WHAT YOU ARE ASKED TO DO: Write out the whole listing again, exactly as given.
***** GIVEN RECORDS
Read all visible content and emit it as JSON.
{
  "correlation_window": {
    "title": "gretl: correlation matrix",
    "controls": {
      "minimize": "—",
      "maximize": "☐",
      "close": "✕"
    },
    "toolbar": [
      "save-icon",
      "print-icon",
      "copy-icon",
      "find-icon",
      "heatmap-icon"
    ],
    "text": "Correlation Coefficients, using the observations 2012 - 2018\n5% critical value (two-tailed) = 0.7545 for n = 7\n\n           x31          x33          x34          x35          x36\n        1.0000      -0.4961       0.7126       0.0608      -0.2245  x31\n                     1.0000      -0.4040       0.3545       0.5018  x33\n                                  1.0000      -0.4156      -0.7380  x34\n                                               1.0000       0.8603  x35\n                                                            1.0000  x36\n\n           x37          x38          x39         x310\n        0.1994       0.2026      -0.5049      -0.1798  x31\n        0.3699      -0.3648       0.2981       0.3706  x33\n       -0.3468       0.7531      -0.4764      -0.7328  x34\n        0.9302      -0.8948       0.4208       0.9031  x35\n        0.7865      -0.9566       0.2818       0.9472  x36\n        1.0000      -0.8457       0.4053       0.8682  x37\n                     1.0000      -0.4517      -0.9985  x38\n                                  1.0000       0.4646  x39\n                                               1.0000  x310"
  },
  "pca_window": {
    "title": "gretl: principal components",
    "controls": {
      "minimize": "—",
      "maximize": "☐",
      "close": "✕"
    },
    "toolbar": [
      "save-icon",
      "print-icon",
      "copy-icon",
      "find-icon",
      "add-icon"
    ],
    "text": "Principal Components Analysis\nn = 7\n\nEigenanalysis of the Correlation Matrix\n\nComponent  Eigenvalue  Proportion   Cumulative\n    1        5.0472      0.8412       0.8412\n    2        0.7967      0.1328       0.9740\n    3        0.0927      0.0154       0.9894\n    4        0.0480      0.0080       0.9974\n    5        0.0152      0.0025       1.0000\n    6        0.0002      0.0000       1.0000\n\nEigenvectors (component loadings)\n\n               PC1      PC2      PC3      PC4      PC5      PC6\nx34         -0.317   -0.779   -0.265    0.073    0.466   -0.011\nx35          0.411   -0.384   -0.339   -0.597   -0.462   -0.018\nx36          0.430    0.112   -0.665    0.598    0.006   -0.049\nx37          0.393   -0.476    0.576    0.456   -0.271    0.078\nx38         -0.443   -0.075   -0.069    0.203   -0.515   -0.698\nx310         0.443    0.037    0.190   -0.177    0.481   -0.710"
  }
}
**********
TASK RESPONSE:
Read all visible content and emit it as JSON.
{
  "correlation_window": {
    "title": "gretl: correlation matrix",
    "controls": {
      "minimize": "—",
      "maximize": "☐",
      "close": "✕"
    },
    "toolbar": [
      "save-icon",
      "print-icon",
      "copy-icon",
      "find-icon",
      "heatmap-icon"
    ],
    "text": "Correlation Coefficients, using the observations 2012 - 2018\n5% critical value (two-tailed) = 0.7545 for n = 7\n\n           x31          x33          x34          x35          x36\n        1.0000      -0.4961       0.7126       0.0608      -0.2245  x31\n                     1.0000      -0.4040       0.3545       0.5018  x33\n                                  1.0000      -0.4156      -0.7380  x34\n                                               1.0000       0.8603  x35\n                                                            1.0000  x36\n\n           x37          x38          x39         x310\n        0.1994       0.2026      -0.5049      -0.1798  x31\n        0.3699      -0.3648       0.2981       0.3706  x33\n       -0.3468       0.7531      -0.4764      -0.7328  x34\n        0.9302      -0.8948       0.4208       0.9031  x35\n        0.7865      -0.9566       0.2818       0.9472  x36\n        1.0000      -0.8457       0.4053       0.8682  x37\n                     1.0000      -0.4517      -0.9985  x38\n                                  1.0000       0.4646  x39\n                                               1.0000  x310"
  },
  "pca_window": {
    "title": "gretl: principal components",
    "controls": {
      "minimize": "—",
      "maximize": "☐",
      "close": "✕"
    },
    "toolbar": [
      "save-icon",
      "print-icon",
      "copy-icon",
      "find-icon",
      "add-icon"
    ],
    "text": "Principal Components Analysis\nn = 7\n\nEigenanalysis of the Correlation Matrix\n\nComponent  Eigenvalue  Proportion   Cumulative\n    1        5.0472      0.8412       0.8412\n    2        0.7967      0.1328       0.9740\n    3        0.0927      0.0154       0.9894\n    4        0.0480      0.0080       0.9974\n    5        0.0152      0.0025       1.0000\n    6        0.0002      0.0000       1.0000\n\nEigenvectors (component loadings)\n\n               PC1      PC2      PC3      PC4      PC5      PC6\nx34         -0.317   -0.779   -0.265    0.073    0.466   -0.011\nx35          0.411   -0.384   -0.339   -0.597   -0.462   -0.018\nx36          0.430    0.112   -0.665    0.598    0.006   -0.049\nx37          0.393   -0.476    0.576    0.456   -0.271    0.078\nx38         -0.443   -0.075   -0.069    0.203   -0.515   -0.698\nx310         0.443    0.037    0.190   -0.177    0.481   -0.710"
  }
}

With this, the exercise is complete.